Task instructions
Present the data once more in exactly its original form.
◇ ◇ ◇ ◇
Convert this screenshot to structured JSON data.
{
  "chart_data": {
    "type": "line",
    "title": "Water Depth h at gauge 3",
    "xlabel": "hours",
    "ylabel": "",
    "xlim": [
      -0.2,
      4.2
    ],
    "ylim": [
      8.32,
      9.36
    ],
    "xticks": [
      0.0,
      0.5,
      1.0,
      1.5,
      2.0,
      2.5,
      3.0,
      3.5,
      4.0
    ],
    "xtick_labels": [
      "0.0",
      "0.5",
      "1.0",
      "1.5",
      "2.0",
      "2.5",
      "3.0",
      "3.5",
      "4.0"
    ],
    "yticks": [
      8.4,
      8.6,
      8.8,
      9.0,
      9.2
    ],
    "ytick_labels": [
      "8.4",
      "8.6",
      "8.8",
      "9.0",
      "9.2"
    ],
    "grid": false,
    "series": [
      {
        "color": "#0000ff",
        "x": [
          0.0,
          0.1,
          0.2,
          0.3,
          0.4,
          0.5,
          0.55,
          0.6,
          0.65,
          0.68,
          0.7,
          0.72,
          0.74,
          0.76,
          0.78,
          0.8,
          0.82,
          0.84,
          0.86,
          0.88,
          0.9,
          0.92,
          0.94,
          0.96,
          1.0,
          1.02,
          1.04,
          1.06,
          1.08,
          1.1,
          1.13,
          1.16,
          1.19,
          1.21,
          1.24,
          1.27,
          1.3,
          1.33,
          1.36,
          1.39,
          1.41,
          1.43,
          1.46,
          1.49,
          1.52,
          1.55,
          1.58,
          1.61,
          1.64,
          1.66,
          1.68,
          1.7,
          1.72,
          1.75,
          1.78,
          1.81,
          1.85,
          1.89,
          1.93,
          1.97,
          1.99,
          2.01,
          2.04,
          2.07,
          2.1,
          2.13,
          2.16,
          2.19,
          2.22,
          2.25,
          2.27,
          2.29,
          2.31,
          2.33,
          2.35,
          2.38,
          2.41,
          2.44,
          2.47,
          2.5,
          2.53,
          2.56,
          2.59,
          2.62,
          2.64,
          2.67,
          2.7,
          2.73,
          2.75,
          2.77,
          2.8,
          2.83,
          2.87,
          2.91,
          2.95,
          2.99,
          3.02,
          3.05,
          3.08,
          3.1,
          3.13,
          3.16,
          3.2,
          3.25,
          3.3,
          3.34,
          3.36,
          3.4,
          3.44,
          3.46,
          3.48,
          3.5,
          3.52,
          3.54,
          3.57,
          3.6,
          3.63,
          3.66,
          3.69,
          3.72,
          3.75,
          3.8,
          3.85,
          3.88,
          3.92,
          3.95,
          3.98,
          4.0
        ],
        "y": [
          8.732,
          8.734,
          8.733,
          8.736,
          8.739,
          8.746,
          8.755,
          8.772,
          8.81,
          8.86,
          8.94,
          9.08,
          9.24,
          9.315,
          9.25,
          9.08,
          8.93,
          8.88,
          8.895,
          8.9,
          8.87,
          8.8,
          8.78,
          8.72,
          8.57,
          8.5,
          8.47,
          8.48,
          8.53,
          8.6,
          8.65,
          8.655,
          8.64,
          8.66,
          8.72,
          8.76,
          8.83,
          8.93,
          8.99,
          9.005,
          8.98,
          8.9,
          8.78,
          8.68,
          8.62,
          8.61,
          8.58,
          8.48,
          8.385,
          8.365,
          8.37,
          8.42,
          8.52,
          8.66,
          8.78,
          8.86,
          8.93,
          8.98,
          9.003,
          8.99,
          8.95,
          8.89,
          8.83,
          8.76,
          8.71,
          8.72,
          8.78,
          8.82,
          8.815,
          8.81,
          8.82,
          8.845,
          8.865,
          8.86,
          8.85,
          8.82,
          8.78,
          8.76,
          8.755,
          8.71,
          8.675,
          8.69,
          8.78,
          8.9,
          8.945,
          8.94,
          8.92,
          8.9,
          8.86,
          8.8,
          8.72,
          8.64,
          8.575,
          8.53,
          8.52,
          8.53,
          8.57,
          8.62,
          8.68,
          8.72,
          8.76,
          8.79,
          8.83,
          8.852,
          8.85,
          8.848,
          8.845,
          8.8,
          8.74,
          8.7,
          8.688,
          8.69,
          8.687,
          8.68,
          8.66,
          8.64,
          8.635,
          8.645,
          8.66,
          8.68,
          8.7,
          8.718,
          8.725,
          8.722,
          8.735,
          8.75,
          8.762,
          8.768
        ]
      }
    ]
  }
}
◇ ◇ ◇ ◇
Exercise result
Convert this screenshot to structured JSON data.
{
  "chart_data": {
    "type": "line",
    "title": "Water Depth h at gauge 3",
    "xlabel": "hours",
    "ylabel": "",
    "xlim": [
      -0.2,
      4.2
    ],
    "ylim": [
      8.32,
      9.36
    ],
    "xticks": [
      0.0,
      0.5,
      1.0,
      1.5,
      2.0,
      2.5,
      3.0,
      3.5,
      4.0
    ],
    "xtick_labels": [
      "0.0",
      "0.5",
      "1.0",
      "1.5",
      "2.0",
      "2.5",
      "3.0",
      "3.5",
      "4.0"
    ],
    "yticks": [
      8.4,
      8.6,
      8.8,
      9.0,
      9.2
    ],
    "ytick_labels": [
      "8.4",
      "8.6",
      "8.8",
      "9.0",
      "9.2"
    ],
    "grid": false,
    "series": [
      {
        "color": "#0000ff",
        "x": [
          0.0,
          0.1,
          0.2,
          0.3,
          0.4,
          0.5,
          0.55,
          0.6,
          0.65,
          0.68,
          0.7,
          0.72,
          0.74,
          0.76,
          0.78,
          0.8,
          0.82,
          0.84,
          0.86,
          0.88,
          0.9,
          0.92,
          0.94,
          0.96,
          1.0,
          1.02,
          1.04,
          1.06,
          1.08,
          1.1,
          1.13,
          1.16,
          1.19,
          1.21,
          1.24,
          1.27,
          1.3,
          1.33,
          1.36,
          1.39,
          1.41,
          1.43,
          1.46,
          1.49,
          1.52,
          1.55,
          1.58,
          1.61,
          1.64,
          1.66,
          1.68,
          1.7,
          1.72,
          1.75,
          1.78,
          1.81,
          1.85,
          1.89,
          1.93,
          1.97,
          1.99,
          2.01,
          2.04,
          2.07,
          2.1,
          2.13,
          2.16,
          2.19,
          2.22,
          2.25,
          2.27,
          2.29,
          2.31,
          2.33,
          2.35,
          2.38,
          2.41,
          2.44,
          2.47,
          2.5,
          2.53,
          2.56,
          2.59,
          2.62,
          2.64,
          2.67,
          2.7,
          2.73,
          2.75,
          2.77,
          2.8,
          2.83,
          2.87,
          2.91,
          2.95,
          2.99,
          3.02,
          3.05,
          3.08,
          3.1,
          3.13,
          3.16,
          3.2,
          3.25,
          3.3,
          3.34,
          3.36,
          3.4,
          3.44,
          3.46,
          3.48,
          3.5,
          3.52,
          3.54,
          3.57,
          3.6,
          3.63,
          3.66,
          3.69,
          3.72,
          3.75,
          3.8,
          3.85,
          3.88,
          3.92,
          3.95,
          3.98,
          4.0
        ],
        "y": [
          8.732,
          8.734,
          8.733,
          8.736,
          8.739,
          8.746,
          8.755,
          8.772,
          8.81,
          8.86,
          8.94,
          9.08,
          9.24,
          9.315,
          9.25,
          9.08,
          8.93,
          8.88,
          8.895,
          8.9,
          8.87,
          8.8,
          8.78,
          8.72,
          8.57,
          8.5,
          8.47,
          8.48,
          8.53,
          8.6,
          8.65,
          8.655,
          8.64,
          8.66,
          8.72,
          8.76,
          8.83,
          8.93,
          8.99,
          9.005,
          8.98,
          8.9,
          8.78,
          8.68,
          8.62,
          8.61,
          8.58,
          8.48,
          8.385,
          8.365,
          8.37,
          8.42,
          8.52,
          8.66,
          8.78,
          8.86,
          8.93,
          8.98,
          9.003,
          8.99,
          8.95,
          8.89,
          8.83,
          8.76,
          8.71,
          8.72,
          8.78,
          8.82,
          8.815,
          8.81,
          8.82,
          8.845,
          8.865,
          8.86,
          8.85,
          8.82,
          8.78,
          8.76,
          8.755,
          8.71,
          8.675,
          8.69,
          8.78,
          8.9,
          8.945,
          8.94,
          8.92,
          8.9,
          8.86,
          8.8,
          8.72,
          8.64,
          8.575,
          8.53,
          8.52,
          8.53,
          8.57,
          8.62,
          8.68,
          8.72,
          8.76,
          8.79,
          8.83,
          8.852,
          8.85,
          8.848,
          8.845,
          8.8,
          8.74,
          8.7,
          8.688,
          8.69,
          8.687,
          8.68,
          8.66,
          8.64,
          8.635,
          8.645,
          8.66,
          8.68,
          8.7,
          8.718,
          8.725,
          8.722,
          8.735,
          8.75,
          8.762,
          8.768
        ]
      }
    ]
  }
}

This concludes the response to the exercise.